> _WHAT TO WORK ON_
Reproduce the data below in full and exclude every picture.

> _Recorded data_

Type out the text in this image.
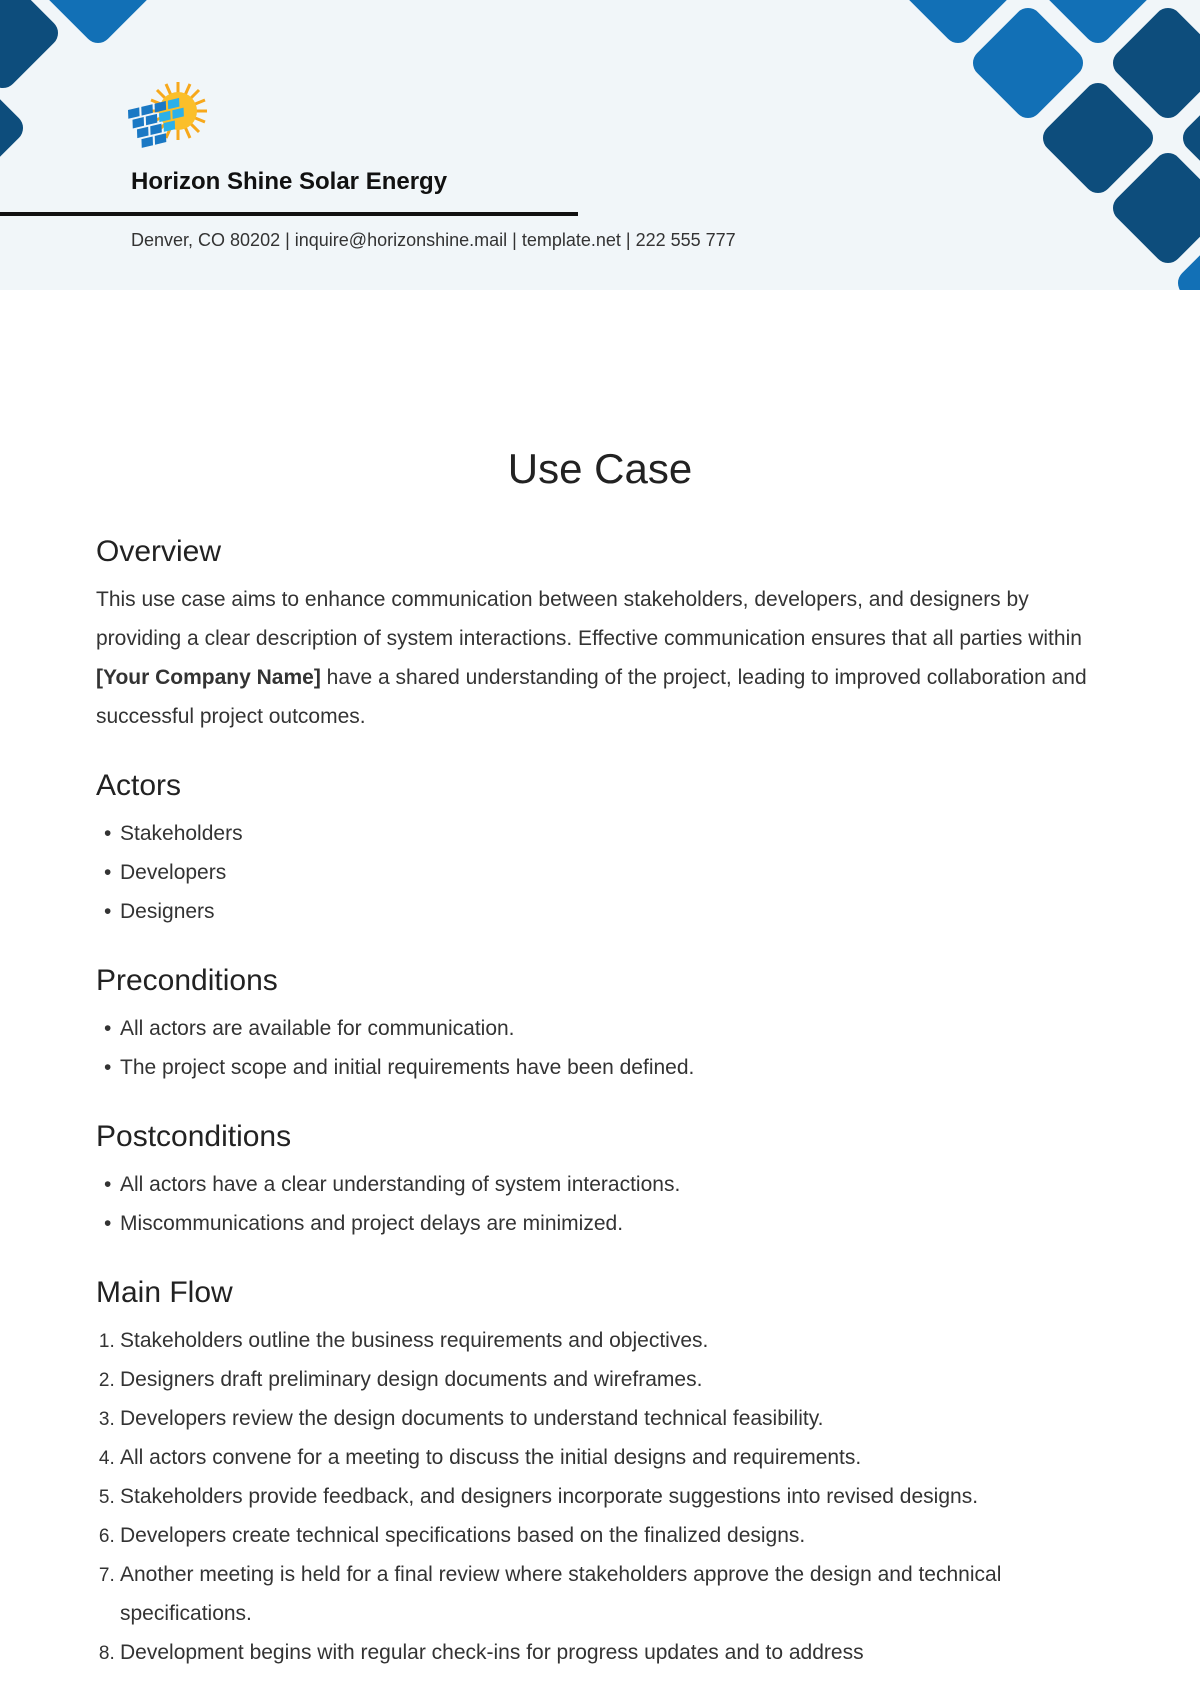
Horizon Shine Solar Energy
Denver, CO 80202 | inquire@horizonshine.mail | template.net | 222 555 777
Use Case
Overview

This use case aims to enhance communication between stakeholders, developers, and designers by providing a clear description of system interactions. Effective communication ensures that all parties within [Your Company Name] have a shared understanding of the project, leading to improved collaboration and successful project outcomes.

Actors
• Stakeholders
• Developers
• Designers
Preconditions
• All actors are available for communication.
• The project scope and initial requirements have been defined.
Postconditions
• All actors have a clear understanding of system interactions.
• Miscommunications and project delays are minimized.
Main Flow
1. Stakeholders outline the business requirements and objectives.
2. Designers draft preliminary design documents and wireframes.
3. Developers review the design documents to understand technical feasibility.
4. All actors convene for a meeting to discuss the initial designs and requirements.
5. Stakeholders provide feedback, and designers incorporate suggestions into revised designs.
6. Developers create technical specifications based on the finalized designs.
7. Another meeting is held for a final review where stakeholders approve the design and technical specifications.
8. Development begins with regular check-ins for progress updates and to address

> _CORRECT OUTPUT_
Type out the text in this image.
Horizon Shine Solar Energy
Denver, CO 80202 | inquire@horizonshine.mail | template.net | 222 555 777
Use Case
Overview

This use case aims to enhance communication between stakeholders, developers, and designers by providing a clear description of system interactions. Effective communication ensures that all parties within [Your Company Name] have a shared understanding of the project, leading to improved collaboration and successful project outcomes.

Actors
• Stakeholders
• Developers
• Designers
Preconditions
• All actors are available for communication.
• The project scope and initial requirements have been defined.
Postconditions
• All actors have a clear understanding of system interactions.
• Miscommunications and project delays are minimized.
Main Flow
1. Stakeholders outline the business requirements and objectives.
2. Designers draft preliminary design documents and wireframes.
3. Developers review the design documents to understand technical feasibility.
4. All actors convene for a meeting to discuss the initial designs and requirements.
5. Stakeholders provide feedback, and designers incorporate suggestions into revised designs.
6. Developers create technical specifications based on the finalized designs.
7. Another meeting is held for a final review where stakeholders approve the design and technical specifications.
8. Development begins with regular check-ins for progress updates and to address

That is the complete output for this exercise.